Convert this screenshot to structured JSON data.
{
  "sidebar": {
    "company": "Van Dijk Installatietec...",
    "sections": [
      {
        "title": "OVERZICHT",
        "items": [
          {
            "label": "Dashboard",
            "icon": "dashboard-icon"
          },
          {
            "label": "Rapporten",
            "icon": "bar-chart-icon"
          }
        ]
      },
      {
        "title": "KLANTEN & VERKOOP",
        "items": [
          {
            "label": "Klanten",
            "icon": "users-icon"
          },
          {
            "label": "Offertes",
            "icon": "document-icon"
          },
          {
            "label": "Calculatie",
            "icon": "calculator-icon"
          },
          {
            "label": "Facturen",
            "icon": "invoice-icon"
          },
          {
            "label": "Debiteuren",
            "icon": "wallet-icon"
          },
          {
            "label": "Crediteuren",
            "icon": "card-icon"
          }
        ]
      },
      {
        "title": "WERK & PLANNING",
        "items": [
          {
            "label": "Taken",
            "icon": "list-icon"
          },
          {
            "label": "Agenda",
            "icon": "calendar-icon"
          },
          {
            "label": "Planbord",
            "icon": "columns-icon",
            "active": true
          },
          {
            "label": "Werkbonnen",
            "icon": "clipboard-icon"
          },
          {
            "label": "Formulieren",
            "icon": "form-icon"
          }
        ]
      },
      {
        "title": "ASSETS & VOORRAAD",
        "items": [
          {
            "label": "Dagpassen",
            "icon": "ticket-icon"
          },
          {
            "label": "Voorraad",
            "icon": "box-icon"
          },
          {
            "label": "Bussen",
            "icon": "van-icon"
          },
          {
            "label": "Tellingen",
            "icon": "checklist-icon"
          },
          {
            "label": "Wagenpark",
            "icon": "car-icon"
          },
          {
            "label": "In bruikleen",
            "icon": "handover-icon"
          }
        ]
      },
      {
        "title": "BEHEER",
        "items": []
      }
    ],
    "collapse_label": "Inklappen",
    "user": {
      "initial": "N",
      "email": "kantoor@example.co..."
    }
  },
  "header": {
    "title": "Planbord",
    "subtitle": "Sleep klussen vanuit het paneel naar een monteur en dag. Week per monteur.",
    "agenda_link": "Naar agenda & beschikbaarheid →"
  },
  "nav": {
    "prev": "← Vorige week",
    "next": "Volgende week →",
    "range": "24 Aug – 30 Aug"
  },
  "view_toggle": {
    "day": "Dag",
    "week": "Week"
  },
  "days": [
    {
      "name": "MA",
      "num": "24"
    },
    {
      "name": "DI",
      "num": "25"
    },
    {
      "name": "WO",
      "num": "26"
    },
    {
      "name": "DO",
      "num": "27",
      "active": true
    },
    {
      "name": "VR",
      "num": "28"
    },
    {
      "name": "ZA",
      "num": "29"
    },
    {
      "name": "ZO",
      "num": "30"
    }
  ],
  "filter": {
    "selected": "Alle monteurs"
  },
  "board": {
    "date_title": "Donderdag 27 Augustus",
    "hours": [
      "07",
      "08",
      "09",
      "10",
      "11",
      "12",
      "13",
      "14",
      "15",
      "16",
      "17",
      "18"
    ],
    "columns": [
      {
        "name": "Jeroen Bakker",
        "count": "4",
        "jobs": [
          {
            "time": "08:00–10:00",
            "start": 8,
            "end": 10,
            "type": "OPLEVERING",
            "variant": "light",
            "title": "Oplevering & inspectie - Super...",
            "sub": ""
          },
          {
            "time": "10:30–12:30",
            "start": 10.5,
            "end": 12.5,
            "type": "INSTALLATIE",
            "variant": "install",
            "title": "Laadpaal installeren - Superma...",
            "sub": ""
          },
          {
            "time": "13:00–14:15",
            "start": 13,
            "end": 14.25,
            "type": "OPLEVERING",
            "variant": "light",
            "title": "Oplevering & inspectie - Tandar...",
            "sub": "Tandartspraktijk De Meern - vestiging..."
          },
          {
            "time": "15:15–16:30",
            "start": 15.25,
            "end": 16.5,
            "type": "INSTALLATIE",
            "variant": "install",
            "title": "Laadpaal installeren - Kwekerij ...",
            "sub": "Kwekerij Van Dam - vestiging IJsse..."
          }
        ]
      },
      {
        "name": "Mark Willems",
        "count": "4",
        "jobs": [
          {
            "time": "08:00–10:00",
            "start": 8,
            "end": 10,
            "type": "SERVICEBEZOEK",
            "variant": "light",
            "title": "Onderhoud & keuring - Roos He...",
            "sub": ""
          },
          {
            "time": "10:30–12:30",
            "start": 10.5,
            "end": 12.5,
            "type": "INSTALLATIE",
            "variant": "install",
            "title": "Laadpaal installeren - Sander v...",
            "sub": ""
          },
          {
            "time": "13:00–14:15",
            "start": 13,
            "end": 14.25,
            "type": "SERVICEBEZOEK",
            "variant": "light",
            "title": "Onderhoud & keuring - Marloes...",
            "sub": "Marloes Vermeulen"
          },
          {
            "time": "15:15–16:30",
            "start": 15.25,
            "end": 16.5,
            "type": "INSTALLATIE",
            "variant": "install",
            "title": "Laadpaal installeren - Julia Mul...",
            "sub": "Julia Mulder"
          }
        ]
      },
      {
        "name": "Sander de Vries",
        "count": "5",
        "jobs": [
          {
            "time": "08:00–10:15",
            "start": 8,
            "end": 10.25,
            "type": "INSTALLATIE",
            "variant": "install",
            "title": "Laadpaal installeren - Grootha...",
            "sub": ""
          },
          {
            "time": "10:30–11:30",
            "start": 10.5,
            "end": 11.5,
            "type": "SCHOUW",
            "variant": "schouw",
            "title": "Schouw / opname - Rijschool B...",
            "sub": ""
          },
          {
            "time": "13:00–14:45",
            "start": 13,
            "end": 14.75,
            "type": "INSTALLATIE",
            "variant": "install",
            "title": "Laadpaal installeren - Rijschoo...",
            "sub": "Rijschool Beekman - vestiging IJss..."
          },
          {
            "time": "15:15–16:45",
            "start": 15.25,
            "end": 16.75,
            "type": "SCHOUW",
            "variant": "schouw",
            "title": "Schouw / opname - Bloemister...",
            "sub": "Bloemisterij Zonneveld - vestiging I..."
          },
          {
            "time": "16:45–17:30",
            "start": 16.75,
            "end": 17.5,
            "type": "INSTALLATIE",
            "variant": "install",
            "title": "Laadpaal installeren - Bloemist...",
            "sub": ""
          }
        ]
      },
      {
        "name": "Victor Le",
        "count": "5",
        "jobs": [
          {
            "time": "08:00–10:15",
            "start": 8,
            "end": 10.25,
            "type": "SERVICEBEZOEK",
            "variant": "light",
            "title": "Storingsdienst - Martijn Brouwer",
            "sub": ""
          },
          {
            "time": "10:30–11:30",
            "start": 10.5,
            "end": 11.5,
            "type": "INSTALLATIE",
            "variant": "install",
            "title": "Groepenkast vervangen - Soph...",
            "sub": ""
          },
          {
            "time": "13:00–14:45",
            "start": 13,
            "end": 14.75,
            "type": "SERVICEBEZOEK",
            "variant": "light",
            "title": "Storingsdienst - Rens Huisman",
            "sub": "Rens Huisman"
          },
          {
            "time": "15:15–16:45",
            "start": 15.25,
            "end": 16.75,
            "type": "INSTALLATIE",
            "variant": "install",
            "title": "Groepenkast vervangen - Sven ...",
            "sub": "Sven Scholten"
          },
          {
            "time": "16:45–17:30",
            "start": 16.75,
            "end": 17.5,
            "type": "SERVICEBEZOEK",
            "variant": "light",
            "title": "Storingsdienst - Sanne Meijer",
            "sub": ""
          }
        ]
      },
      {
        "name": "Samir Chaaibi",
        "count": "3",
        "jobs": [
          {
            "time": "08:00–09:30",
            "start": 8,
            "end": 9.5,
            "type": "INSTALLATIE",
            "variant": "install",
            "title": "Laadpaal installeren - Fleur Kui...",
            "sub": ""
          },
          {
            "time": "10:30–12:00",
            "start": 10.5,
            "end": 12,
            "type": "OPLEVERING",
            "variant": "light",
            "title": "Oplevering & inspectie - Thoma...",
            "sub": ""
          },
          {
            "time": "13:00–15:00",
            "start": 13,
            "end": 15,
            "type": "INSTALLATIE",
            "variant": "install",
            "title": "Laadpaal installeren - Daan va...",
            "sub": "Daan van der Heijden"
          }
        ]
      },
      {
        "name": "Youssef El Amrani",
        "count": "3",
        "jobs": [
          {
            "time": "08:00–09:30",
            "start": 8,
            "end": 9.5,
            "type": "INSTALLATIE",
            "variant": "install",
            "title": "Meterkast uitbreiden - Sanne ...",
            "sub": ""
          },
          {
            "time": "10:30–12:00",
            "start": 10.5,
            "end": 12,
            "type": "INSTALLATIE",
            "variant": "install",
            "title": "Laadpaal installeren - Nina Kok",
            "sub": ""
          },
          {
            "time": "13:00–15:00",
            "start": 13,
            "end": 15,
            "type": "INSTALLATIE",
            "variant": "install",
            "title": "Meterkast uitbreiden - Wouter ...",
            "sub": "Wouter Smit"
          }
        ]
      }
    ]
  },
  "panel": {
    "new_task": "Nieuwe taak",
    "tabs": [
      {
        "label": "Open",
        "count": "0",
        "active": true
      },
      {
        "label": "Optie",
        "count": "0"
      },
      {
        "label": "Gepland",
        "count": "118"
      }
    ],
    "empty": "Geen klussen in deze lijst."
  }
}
********************
◆ **Exercise directions**
Review the preceding data and report every line that includes the string "Meterkast".

◆ **Worked answer**
            "title": "Meterkast uitbreiden - Sanne ...",
            "title": "Meterkast uitbreiden - Wouter ...",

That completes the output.